## START Records for this task

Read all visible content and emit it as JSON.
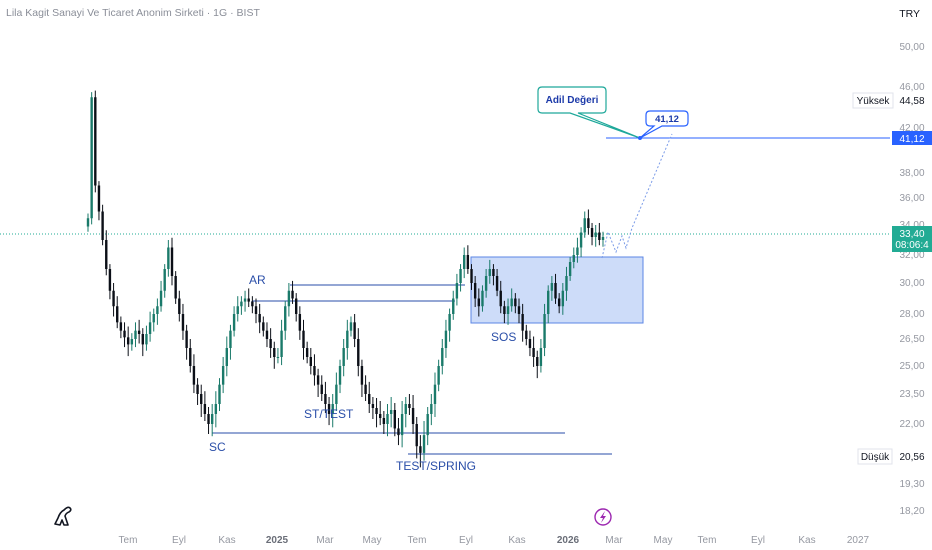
{
  "header": {
    "title": "Lila Kagit Sanayi Ve Ticaret Anonim Sirketi · 1G · BIST",
    "currency": "TRY"
  },
  "chart_data": {
    "type": "candlestick",
    "ylim": [
      16.8,
      54.0
    ],
    "y_ticks": [
      "50,00",
      "46,00",
      "42,00",
      "38,00",
      "36,00",
      "34,00",
      "32,00",
      "30,00",
      "28,00",
      "26,50",
      "25,00",
      "23,50",
      "22,00",
      "19,30",
      "18,20"
    ],
    "x_ticks": [
      "Tem",
      "Eyl",
      "Kas",
      "2025",
      "Mar",
      "May",
      "Tem",
      "Eyl",
      "Kas",
      "2026",
      "Mar",
      "May",
      "Tem",
      "Eyl",
      "Kas",
      "2027"
    ],
    "x_ticks_bold": [
      "2025",
      "2026"
    ],
    "series": [
      {
        "values": [
          34.5,
          45.0,
          37.0,
          35.0,
          33.0,
          31.0,
          29.5,
          28.5,
          27.5,
          27.0,
          26.6,
          26.2,
          26.5,
          27.0,
          26.8,
          26.2,
          26.8,
          27.5,
          28.0,
          28.5,
          29.5,
          31.0,
          32.5,
          30.5,
          29.0,
          28.0,
          27.0,
          26.0,
          25.0,
          24.0,
          23.5,
          23.0,
          22.5,
          22.0,
          22.5,
          23.0,
          24.0,
          25.0,
          26.0,
          27.0,
          28.0,
          28.5,
          28.8,
          29.0,
          28.8,
          28.5,
          28.0,
          27.5,
          27.0,
          26.5,
          26.0,
          25.5,
          25.5,
          27.0,
          28.5,
          29.5,
          29.0,
          28.0,
          27.0,
          26.0,
          25.5,
          25.0,
          24.5,
          24.0,
          23.5,
          23.0,
          22.5,
          23.0,
          24.0,
          25.0,
          26.0,
          27.0,
          27.5,
          26.5,
          25.0,
          24.0,
          23.5,
          23.0,
          22.8,
          22.5,
          22.3,
          22.0,
          22.5,
          22.7,
          21.8,
          21.5,
          22.5,
          23.0,
          22.8,
          22.0,
          21.0,
          20.7,
          21.5,
          22.5,
          23.0,
          24.0,
          25.0,
          26.0,
          27.0,
          28.0,
          29.0,
          30.0,
          31.0,
          32.0,
          31.0,
          30.0,
          29.0,
          28.5,
          29.5,
          30.5,
          31.0,
          30.5,
          29.5,
          28.5,
          28.0,
          28.5,
          29.0,
          28.5,
          28.0,
          27.0,
          26.5,
          26.0,
          25.5,
          25.0,
          26.0,
          28.0,
          29.5,
          30.0,
          29.0,
          28.5,
          29.5,
          30.5,
          31.5,
          32.0,
          32.5,
          33.5,
          34.5,
          33.8,
          33.2,
          33.5,
          33.0,
          33.2
        ]
      }
    ],
    "current_price": "33,40",
    "countdown": "08:06:4",
    "high_label": "Yüksek",
    "high_value": "44,58",
    "low_label": "Düşük",
    "low_value": "20,56",
    "target_value": "41,12",
    "annotations": {
      "ar": "AR",
      "sc": "SC",
      "st_test": "ST/TEST",
      "test_spring": "TEST/SPRING",
      "sos": "SOS",
      "adil": "Adil Değeri",
      "target": "41,12"
    }
  },
  "icons": {
    "bolt": "bolt-icon",
    "logo": "dino-logo-icon"
  }
}
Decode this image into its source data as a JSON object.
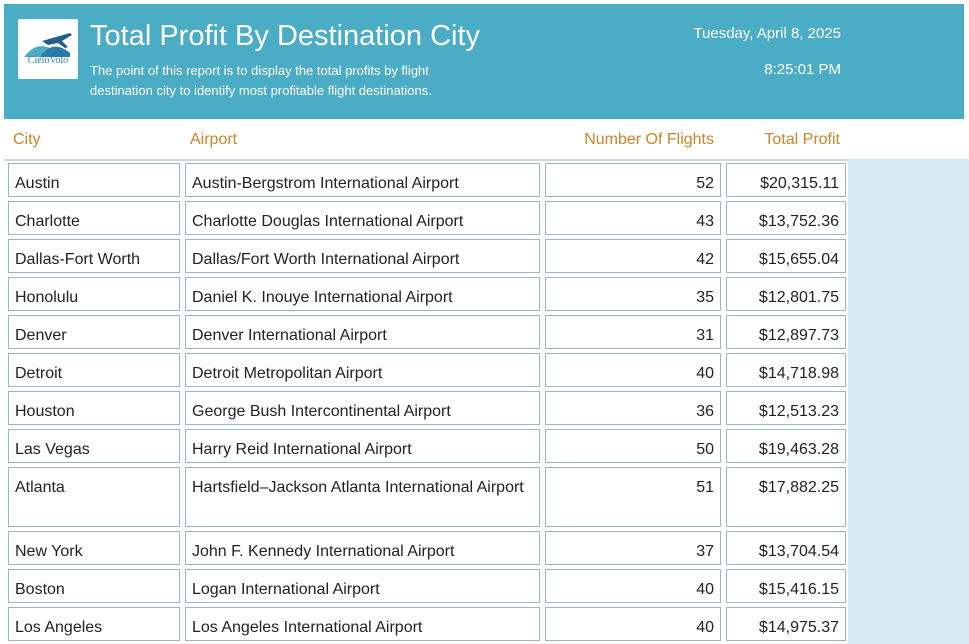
{
  "header": {
    "logo_text": "CieloVolo",
    "title": "Total Profit By Destination City",
    "subtitle": "The point of this report is to display the total profits by flight destination city to identify most profitable flight destinations.",
    "date": "Tuesday, April 8, 2025",
    "time": "8:25:01 PM"
  },
  "table": {
    "columns": [
      "City",
      "Airport",
      "Number Of Flights",
      "Total Profit"
    ],
    "rows": [
      {
        "city": "Austin",
        "airport": "Austin-Bergstrom International Airport",
        "flights": "52",
        "profit": "$20,315.11"
      },
      {
        "city": "Charlotte",
        "airport": "Charlotte Douglas International Airport",
        "flights": "43",
        "profit": "$13,752.36"
      },
      {
        "city": "Dallas-Fort Worth",
        "airport": "Dallas/Fort Worth International Airport",
        "flights": "42",
        "profit": "$15,655.04"
      },
      {
        "city": "Honolulu",
        "airport": "Daniel K. Inouye International Airport",
        "flights": "35",
        "profit": "$12,801.75"
      },
      {
        "city": "Denver",
        "airport": "Denver International Airport",
        "flights": "31",
        "profit": "$12,897.73"
      },
      {
        "city": "Detroit",
        "airport": "Detroit Metropolitan Airport",
        "flights": "40",
        "profit": "$14,718.98"
      },
      {
        "city": "Houston",
        "airport": "George Bush Intercontinental Airport",
        "flights": "36",
        "profit": "$12,513.23"
      },
      {
        "city": "Las Vegas",
        "airport": "Harry Reid International Airport",
        "flights": "50",
        "profit": "$19,463.28"
      },
      {
        "city": "Atlanta",
        "airport": "Hartsfield–Jackson Atlanta International Airport",
        "flights": "51",
        "profit": "$17,882.25"
      },
      {
        "city": "New York",
        "airport": "John F. Kennedy International Airport",
        "flights": "37",
        "profit": "$13,704.54"
      },
      {
        "city": "Boston",
        "airport": "Logan International Airport",
        "flights": "40",
        "profit": "$15,416.15"
      },
      {
        "city": "Los Angeles",
        "airport": "Los Angeles International Airport",
        "flights": "40",
        "profit": "$14,975.37"
      }
    ]
  }
}
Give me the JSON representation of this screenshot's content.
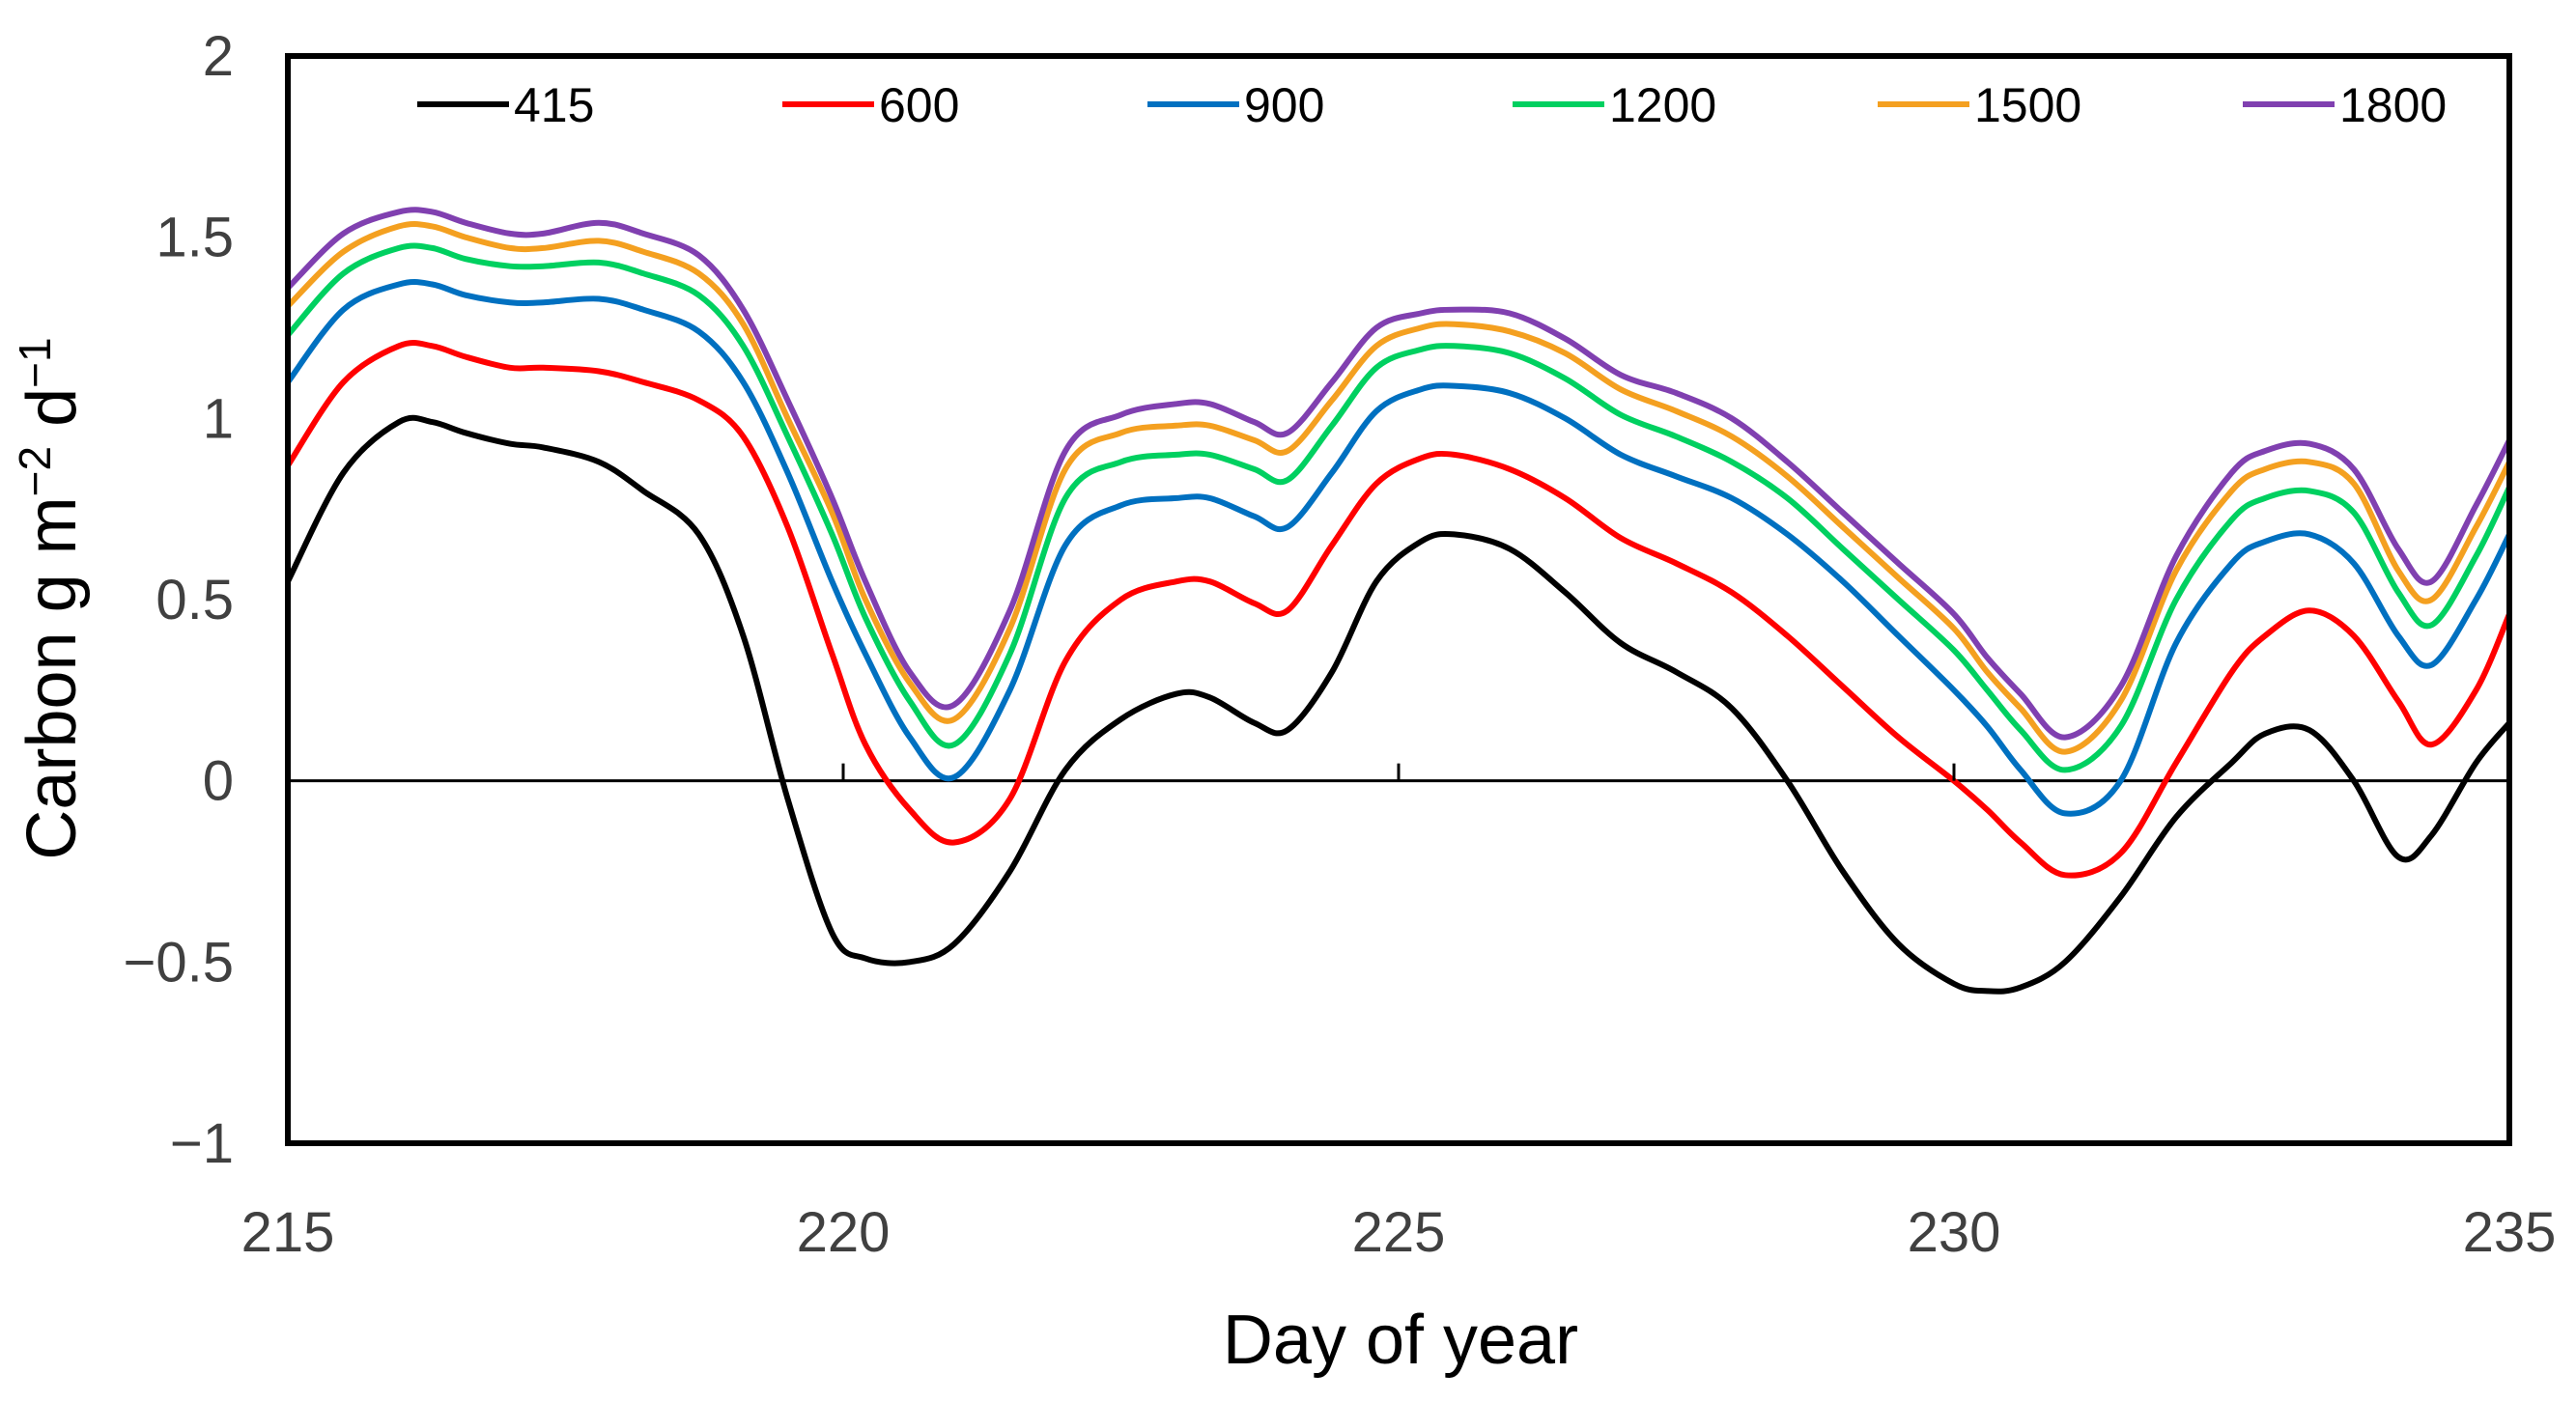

## END Records for this task

Show the lines where the word "Worth" appears in the entries.

        "city": "Dallas-Fort Worth",
        "airport": "Dallas/Fort Worth International Airport",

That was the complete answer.